■ INSTRUCTIONS TO FOLLOW
Your task is to filter the data below down to the lines holding "Drink".
┄┄┄┄┄┄
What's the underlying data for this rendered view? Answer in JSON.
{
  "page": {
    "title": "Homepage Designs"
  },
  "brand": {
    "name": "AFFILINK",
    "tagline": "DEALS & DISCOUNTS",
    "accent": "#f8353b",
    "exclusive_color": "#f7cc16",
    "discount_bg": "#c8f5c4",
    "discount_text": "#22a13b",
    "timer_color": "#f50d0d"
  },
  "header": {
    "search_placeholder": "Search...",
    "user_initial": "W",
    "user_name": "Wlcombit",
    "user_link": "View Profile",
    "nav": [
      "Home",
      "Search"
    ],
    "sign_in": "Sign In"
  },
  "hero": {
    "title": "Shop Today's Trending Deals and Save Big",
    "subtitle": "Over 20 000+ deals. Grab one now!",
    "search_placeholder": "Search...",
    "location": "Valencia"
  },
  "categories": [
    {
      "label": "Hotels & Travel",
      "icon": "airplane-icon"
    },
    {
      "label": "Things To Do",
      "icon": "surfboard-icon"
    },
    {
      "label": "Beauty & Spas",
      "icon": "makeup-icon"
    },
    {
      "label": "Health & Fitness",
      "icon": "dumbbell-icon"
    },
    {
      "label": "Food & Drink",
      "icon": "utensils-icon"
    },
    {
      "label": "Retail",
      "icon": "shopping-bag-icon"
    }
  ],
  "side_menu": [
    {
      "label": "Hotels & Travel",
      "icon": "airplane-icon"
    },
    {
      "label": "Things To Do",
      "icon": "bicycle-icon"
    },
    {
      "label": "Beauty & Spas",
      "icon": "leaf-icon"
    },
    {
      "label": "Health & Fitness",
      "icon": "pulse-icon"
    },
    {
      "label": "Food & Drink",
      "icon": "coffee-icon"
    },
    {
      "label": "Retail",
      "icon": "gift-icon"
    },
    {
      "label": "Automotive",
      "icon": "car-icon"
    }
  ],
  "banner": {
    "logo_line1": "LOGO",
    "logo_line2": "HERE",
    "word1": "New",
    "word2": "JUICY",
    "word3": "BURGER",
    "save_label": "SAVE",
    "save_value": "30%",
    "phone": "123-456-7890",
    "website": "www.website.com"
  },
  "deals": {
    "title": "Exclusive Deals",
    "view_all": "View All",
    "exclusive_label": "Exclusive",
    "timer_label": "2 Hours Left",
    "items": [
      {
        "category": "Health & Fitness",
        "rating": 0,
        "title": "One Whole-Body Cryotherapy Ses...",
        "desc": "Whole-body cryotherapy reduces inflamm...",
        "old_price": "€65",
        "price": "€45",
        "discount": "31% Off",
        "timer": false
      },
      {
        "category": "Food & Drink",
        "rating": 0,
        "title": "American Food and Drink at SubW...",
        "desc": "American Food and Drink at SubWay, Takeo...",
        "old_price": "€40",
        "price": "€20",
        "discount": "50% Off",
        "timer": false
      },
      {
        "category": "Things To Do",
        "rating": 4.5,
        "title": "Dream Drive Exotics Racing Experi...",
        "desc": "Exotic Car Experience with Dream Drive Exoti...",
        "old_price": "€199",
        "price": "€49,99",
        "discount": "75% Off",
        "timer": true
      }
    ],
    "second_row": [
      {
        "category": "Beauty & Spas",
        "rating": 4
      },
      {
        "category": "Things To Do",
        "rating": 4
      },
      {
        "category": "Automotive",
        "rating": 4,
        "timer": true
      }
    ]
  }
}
┄┄┄┄┄┄
■ RESULT
      "label": "Food & Drink",
      "label": "Food & Drink",
        "category": "Food & Drink",
        "title": "American Food and Drink at SubW...",
        "desc": "American Food and Drink at SubWay, Takeo...",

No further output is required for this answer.